● Data listing
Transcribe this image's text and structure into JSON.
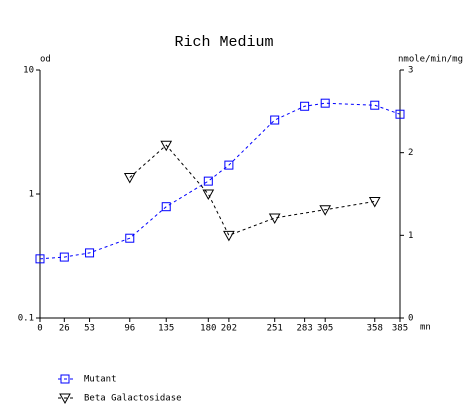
{
  "chart_data": {
    "type": "line",
    "title": "Rich Medium",
    "y_label": "od",
    "y2_label": "nmole/min/mg",
    "x_label": "mn",
    "xlim": [
      0,
      385
    ],
    "xticks": [
      0,
      26,
      53,
      96,
      135,
      180,
      202,
      251,
      283,
      305,
      358,
      385
    ],
    "ylim": [
      0.1,
      10
    ],
    "yticks": [
      0.1,
      1,
      10
    ],
    "ylog": true,
    "y2lim": [
      0,
      3
    ],
    "y2ticks": [
      0,
      1,
      2,
      3
    ],
    "series": [
      {
        "name": "Mutant",
        "color": "#0000ff",
        "marker": "square",
        "x": [
          0,
          26,
          53,
          96,
          135,
          180,
          202,
          251,
          283,
          305,
          358,
          385
        ],
        "values": [
          0.3,
          0.31,
          0.335,
          0.44,
          0.79,
          1.27,
          1.71,
          3.95,
          5.1,
          5.4,
          5.2,
          4.4
        ]
      },
      {
        "name": "Beta Galactosidase",
        "color": "#000000",
        "marker": "triangle-down",
        "axis": "y2",
        "x": [
          96,
          135,
          180,
          202,
          251,
          305,
          358
        ],
        "values": [
          1.7,
          2.09,
          1.5,
          1.0,
          1.21,
          1.31,
          1.41
        ]
      }
    ]
  }
}
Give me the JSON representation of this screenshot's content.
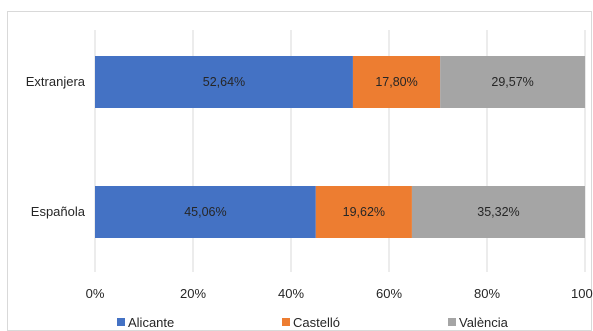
{
  "chart_data": {
    "type": "bar",
    "orientation": "horizontal",
    "stacked": "percent",
    "categories": [
      "Extranjera",
      "Española"
    ],
    "series": [
      {
        "name": "Alicante",
        "color": "#4472C4",
        "values": [
          52.64,
          45.06
        ],
        "labels": [
          "52,64%",
          "45,06%"
        ]
      },
      {
        "name": "Castelló",
        "color": "#ED7D31",
        "values": [
          17.8,
          19.62
        ],
        "labels": [
          "17,80%",
          "19,62%"
        ]
      },
      {
        "name": "València",
        "color": "#A5A5A5",
        "values": [
          29.57,
          35.32
        ],
        "labels": [
          "29,57%",
          "35,32%"
        ]
      }
    ],
    "xlim": [
      0,
      100
    ],
    "xticks": [
      "0%",
      "20%",
      "40%",
      "60%",
      "80%",
      "100%"
    ],
    "grid": true,
    "legend": "bottom"
  }
}
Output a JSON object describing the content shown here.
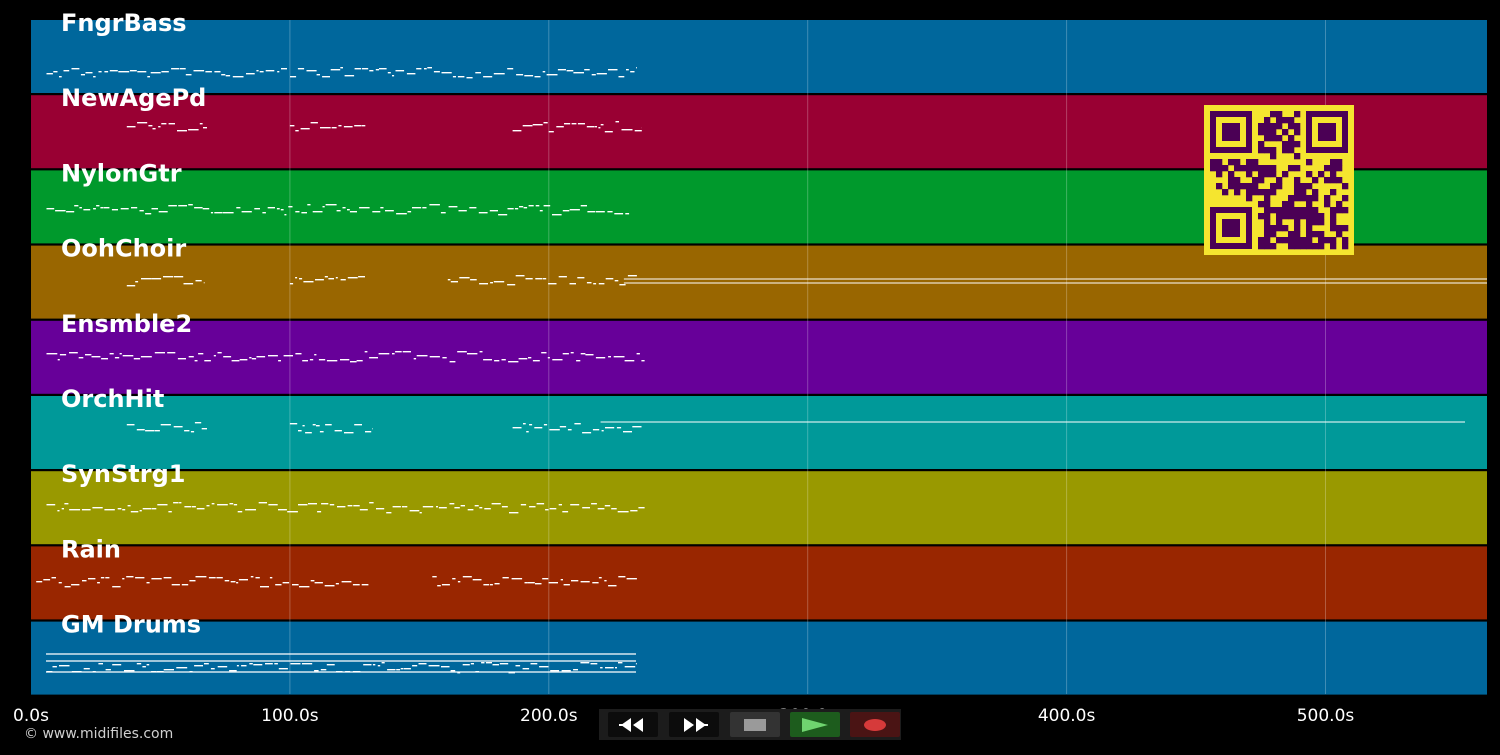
{
  "copyright": "© www.midifiles.com",
  "timeline": {
    "max_seconds": 563,
    "ticks": [
      "0.0s",
      "100.0s",
      "200.0s",
      "300.0s",
      "400.0s",
      "500.0s"
    ]
  },
  "tracks": [
    {
      "name": "FngrBass",
      "color": "#00679c"
    },
    {
      "name": "NewAgePd",
      "color": "#990033"
    },
    {
      "name": "NylonGtr",
      "color": "#00992c"
    },
    {
      "name": "OohChoir",
      "color": "#996600"
    },
    {
      "name": "Ensmble2",
      "color": "#670099"
    },
    {
      "name": "OrchHit",
      "color": "#009999"
    },
    {
      "name": "SynStrg1",
      "color": "#999900"
    },
    {
      "name": "Rain",
      "color": "#992600"
    },
    {
      "name": "GM Drums",
      "color": "#00679c"
    }
  ],
  "qr_code": {
    "foreground": "#4b0055",
    "background": "#f5e52f"
  },
  "transport": {
    "rewind": "rewind-icon",
    "fast_forward": "fast-forward-icon",
    "stop": "stop-icon",
    "play": "play-icon",
    "record": "record-icon"
  }
}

● What is being asked
Reproduce the material above verbatim; omit every picture.

● Response to the task
Transcribe this image's text and structure into JSON.
{
  "chart_data": {
    "type": "line",
    "title": "Rich Medium",
    "y_label": "od",
    "y2_label": "nmole/min/mg",
    "x_label": "mn",
    "xlim": [
      0,
      385
    ],
    "xticks": [
      0,
      26,
      53,
      96,
      135,
      180,
      202,
      251,
      283,
      305,
      358,
      385
    ],
    "ylim": [
      0.1,
      10
    ],
    "yticks": [
      0.1,
      1,
      10
    ],
    "ylog": true,
    "y2lim": [
      0,
      3
    ],
    "y2ticks": [
      0,
      1,
      2,
      3
    ],
    "series": [
      {
        "name": "Mutant",
        "color": "#0000ff",
        "marker": "square",
        "x": [
          0,
          26,
          53,
          96,
          135,
          180,
          202,
          251,
          283,
          305,
          358,
          385
        ],
        "values": [
          0.3,
          0.31,
          0.335,
          0.44,
          0.79,
          1.27,
          1.71,
          3.95,
          5.1,
          5.4,
          5.2,
          4.4
        ]
      },
      {
        "name": "Beta Galactosidase",
        "color": "#000000",
        "marker": "triangle-down",
        "axis": "y2",
        "x": [
          96,
          135,
          180,
          202,
          251,
          305,
          358
        ],
        "values": [
          1.7,
          2.09,
          1.5,
          1.0,
          1.21,
          1.31,
          1.41
        ]
      }
    ]
  }
}
Give me the JSON representation of this screenshot's content.
{
  "chart_data": {
    "type": "bar",
    "orientation": "horizontal",
    "stacked": "percent",
    "categories": [
      "Extranjera",
      "Española"
    ],
    "series": [
      {
        "name": "Alicante",
        "color": "#4472C4",
        "values": [
          52.64,
          45.06
        ],
        "labels": [
          "52,64%",
          "45,06%"
        ]
      },
      {
        "name": "Castelló",
        "color": "#ED7D31",
        "values": [
          17.8,
          19.62
        ],
        "labels": [
          "17,80%",
          "19,62%"
        ]
      },
      {
        "name": "València",
        "color": "#A5A5A5",
        "values": [
          29.57,
          35.32
        ],
        "labels": [
          "29,57%",
          "35,32%"
        ]
      }
    ],
    "xlim": [
      0,
      100
    ],
    "xticks": [
      "0%",
      "20%",
      "40%",
      "60%",
      "80%",
      "100%"
    ],
    "grid": true,
    "legend": "bottom"
  }
}
Output a JSON object describing the content shown here.
{
  "copyright": "© www.midifiles.com",
  "timeline": {
    "max_seconds": 563,
    "ticks": [
      "0.0s",
      "100.0s",
      "200.0s",
      "300.0s",
      "400.0s",
      "500.0s"
    ]
  },
  "tracks": [
    {
      "name": "FngrBass",
      "color": "#00679c"
    },
    {
      "name": "NewAgePd",
      "color": "#990033"
    },
    {
      "name": "NylonGtr",
      "color": "#00992c"
    },
    {
      "name": "OohChoir",
      "color": "#996600"
    },
    {
      "name": "Ensmble2",
      "color": "#670099"
    },
    {
      "name": "OrchHit",
      "color": "#009999"
    },
    {
      "name": "SynStrg1",
      "color": "#999900"
    },
    {
      "name": "Rain",
      "color": "#992600"
    },
    {
      "name": "GM Drums",
      "color": "#00679c"
    }
  ],
  "qr_code": {
    "foreground": "#4b0055",
    "background": "#f5e52f"
  },
  "transport": {
    "rewind": "rewind-icon",
    "fast_forward": "fast-forward-icon",
    "stop": "stop-icon",
    "play": "play-icon",
    "record": "record-icon"
  }
}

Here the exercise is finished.